Stated goal: Drop every picture and give the entries back exactly.

Excerpted records:
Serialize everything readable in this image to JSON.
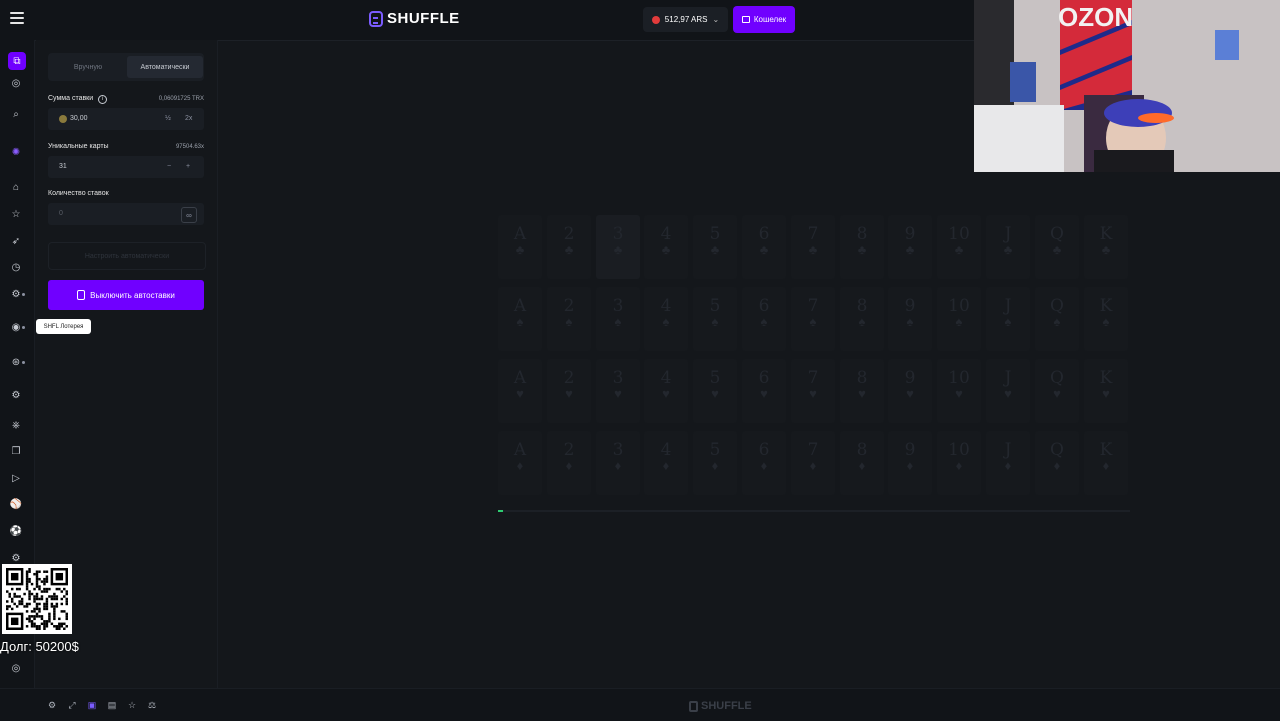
{
  "header": {
    "logo_text": "SHUFFLE",
    "balance": "512,97 ARS",
    "wallet_label": "Кошелек"
  },
  "panel": {
    "tab_manual": "Вручную",
    "tab_auto": "Автоматически",
    "bet_label": "Сумма ставки",
    "bet_converted": "0,06091725 TRX",
    "bet_value": "30,00",
    "half_label": "½",
    "double_label": "2x",
    "cards_label": "Уникальные карты",
    "cards_multiplier": "97504.63x",
    "cards_value": "31",
    "minus_label": "−",
    "plus_label": "+",
    "num_bets_label": "Количество ставок",
    "num_bets_value": "0",
    "infinity_label": "∞",
    "configure_label": "Настроить автоматически",
    "stop_auto_label": "Выключить автоставки"
  },
  "tooltip": "SHFL Лотерея",
  "game": {
    "ranks": [
      "A",
      "2",
      "3",
      "4",
      "5",
      "6",
      "7",
      "8",
      "9",
      "10",
      "J",
      "Q",
      "K"
    ],
    "suits": [
      "♣",
      "♠",
      "♥",
      "♦"
    ],
    "highlighted_card": "3♣",
    "progress": 0.008
  },
  "footer": {
    "logo_text": "SHUFFLE"
  },
  "overlay": {
    "debt_text": "Долг: 50200$",
    "webcam_sign": "OZON"
  },
  "colors": {
    "accent": "#7000ff",
    "background": "#14171b",
    "progress": "#2ecc71"
  }
}
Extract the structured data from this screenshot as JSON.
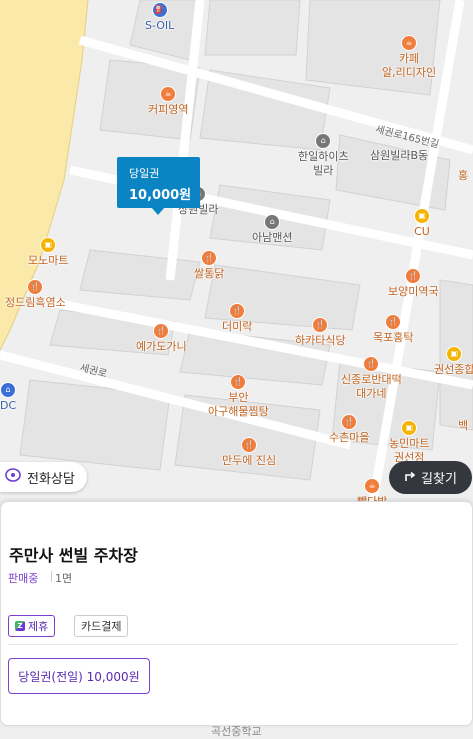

The output:
Serialize everything readable in this image to JSON.
{
  "header": {
    "logo_text": "SHUFFLE",
    "balance": "512,97 ARS",
    "wallet_label": "Кошелек"
  },
  "panel": {
    "tab_manual": "Вручную",
    "tab_auto": "Автоматически",
    "bet_label": "Сумма ставки",
    "bet_converted": "0,06091725 TRX",
    "bet_value": "30,00",
    "half_label": "½",
    "double_label": "2x",
    "cards_label": "Уникальные карты",
    "cards_multiplier": "97504.63x",
    "cards_value": "31",
    "minus_label": "−",
    "plus_label": "+",
    "num_bets_label": "Количество ставок",
    "num_bets_value": "0",
    "infinity_label": "∞",
    "configure_label": "Настроить автоматически",
    "stop_auto_label": "Выключить автоставки"
  },
  "tooltip": "SHFL Лотерея",
  "game": {
    "ranks": [
      "A",
      "2",
      "3",
      "4",
      "5",
      "6",
      "7",
      "8",
      "9",
      "10",
      "J",
      "Q",
      "K"
    ],
    "suits": [
      "♣",
      "♠",
      "♥",
      "♦"
    ],
    "highlighted_card": "3♣",
    "progress": 0.008
  },
  "footer": {
    "logo_text": "SHUFFLE"
  },
  "overlay": {
    "debt_text": "Долг: 50200$",
    "webcam_sign": "OZON"
  },
  "colors": {
    "accent": "#7000ff",
    "background": "#14171b",
    "progress": "#2ecc71"
  }
}
Extract the structured data from this screenshot as JSON.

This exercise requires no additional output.